• Short task: Review the material and extract every line in which the word "subtitle" occurs.

[Start Raw records]

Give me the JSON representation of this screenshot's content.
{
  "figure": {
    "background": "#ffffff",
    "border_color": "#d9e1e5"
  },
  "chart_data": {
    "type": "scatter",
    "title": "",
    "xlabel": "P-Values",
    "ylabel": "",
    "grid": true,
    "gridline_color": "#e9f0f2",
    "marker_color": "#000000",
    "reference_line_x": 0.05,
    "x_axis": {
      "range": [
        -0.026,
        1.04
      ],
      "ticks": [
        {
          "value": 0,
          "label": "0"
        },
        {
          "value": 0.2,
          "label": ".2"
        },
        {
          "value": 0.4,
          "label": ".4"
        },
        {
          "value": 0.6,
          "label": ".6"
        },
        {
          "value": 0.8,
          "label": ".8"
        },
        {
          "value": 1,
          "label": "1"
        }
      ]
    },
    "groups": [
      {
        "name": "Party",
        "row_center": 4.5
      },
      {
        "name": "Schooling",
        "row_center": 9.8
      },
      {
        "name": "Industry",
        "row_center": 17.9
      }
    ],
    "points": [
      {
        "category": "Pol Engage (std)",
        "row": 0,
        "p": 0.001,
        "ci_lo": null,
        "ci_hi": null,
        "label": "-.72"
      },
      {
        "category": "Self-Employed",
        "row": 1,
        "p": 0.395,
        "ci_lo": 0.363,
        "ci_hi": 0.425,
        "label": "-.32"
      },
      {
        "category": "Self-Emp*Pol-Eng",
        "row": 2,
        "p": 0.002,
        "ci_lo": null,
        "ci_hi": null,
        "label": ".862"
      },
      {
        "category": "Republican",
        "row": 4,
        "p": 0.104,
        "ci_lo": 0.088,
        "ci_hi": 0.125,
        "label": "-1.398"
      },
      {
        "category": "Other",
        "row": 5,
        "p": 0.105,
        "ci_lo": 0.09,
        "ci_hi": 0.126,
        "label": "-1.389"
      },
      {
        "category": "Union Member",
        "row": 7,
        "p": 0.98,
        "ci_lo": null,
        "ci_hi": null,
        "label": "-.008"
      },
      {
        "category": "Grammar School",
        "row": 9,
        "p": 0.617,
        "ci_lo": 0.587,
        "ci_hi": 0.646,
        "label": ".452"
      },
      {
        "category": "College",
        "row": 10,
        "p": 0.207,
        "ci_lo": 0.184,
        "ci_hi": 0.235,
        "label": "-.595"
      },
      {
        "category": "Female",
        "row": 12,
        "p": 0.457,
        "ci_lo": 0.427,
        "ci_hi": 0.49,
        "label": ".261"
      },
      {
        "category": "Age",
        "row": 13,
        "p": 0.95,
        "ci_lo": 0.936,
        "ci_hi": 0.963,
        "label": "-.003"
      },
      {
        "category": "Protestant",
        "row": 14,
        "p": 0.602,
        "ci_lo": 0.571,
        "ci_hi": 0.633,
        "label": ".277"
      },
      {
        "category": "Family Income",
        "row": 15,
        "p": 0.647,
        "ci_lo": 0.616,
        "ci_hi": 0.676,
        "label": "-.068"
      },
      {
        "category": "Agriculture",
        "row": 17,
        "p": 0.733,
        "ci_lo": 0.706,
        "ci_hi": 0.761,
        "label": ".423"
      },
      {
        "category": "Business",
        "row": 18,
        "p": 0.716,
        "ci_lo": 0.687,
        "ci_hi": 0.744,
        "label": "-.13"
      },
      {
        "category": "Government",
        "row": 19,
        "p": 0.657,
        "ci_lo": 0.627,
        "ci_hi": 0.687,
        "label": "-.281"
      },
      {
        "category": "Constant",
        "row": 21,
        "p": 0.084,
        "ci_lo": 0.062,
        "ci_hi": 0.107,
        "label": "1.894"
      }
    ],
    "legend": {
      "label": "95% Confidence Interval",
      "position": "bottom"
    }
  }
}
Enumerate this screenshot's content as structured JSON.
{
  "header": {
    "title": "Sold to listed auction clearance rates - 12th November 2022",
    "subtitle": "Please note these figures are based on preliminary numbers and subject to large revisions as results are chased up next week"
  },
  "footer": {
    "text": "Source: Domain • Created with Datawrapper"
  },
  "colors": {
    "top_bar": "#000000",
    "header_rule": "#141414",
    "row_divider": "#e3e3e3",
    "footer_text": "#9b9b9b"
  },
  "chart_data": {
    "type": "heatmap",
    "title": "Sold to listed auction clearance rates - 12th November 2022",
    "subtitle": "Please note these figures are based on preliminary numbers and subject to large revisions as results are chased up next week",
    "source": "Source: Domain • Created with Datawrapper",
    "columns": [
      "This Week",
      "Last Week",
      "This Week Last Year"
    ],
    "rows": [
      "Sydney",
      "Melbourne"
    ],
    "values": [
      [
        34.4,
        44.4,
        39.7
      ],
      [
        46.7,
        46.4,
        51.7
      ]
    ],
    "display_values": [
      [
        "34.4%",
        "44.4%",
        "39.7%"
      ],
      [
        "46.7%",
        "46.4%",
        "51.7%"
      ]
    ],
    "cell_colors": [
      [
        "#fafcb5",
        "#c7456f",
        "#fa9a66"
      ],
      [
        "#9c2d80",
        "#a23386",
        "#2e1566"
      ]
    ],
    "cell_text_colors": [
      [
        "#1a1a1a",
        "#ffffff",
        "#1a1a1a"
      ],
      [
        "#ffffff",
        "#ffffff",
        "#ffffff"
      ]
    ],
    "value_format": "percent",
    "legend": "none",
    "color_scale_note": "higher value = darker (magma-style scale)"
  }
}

[End Raw records]

• Reply to the task:
    "subtitle": "Please note these figures are based on preliminary numbers and subject to large revisions as results are chased up next week"
    "subtitle": "Please note these figures are based on preliminary numbers and subject to large revisions as results are chased up next week",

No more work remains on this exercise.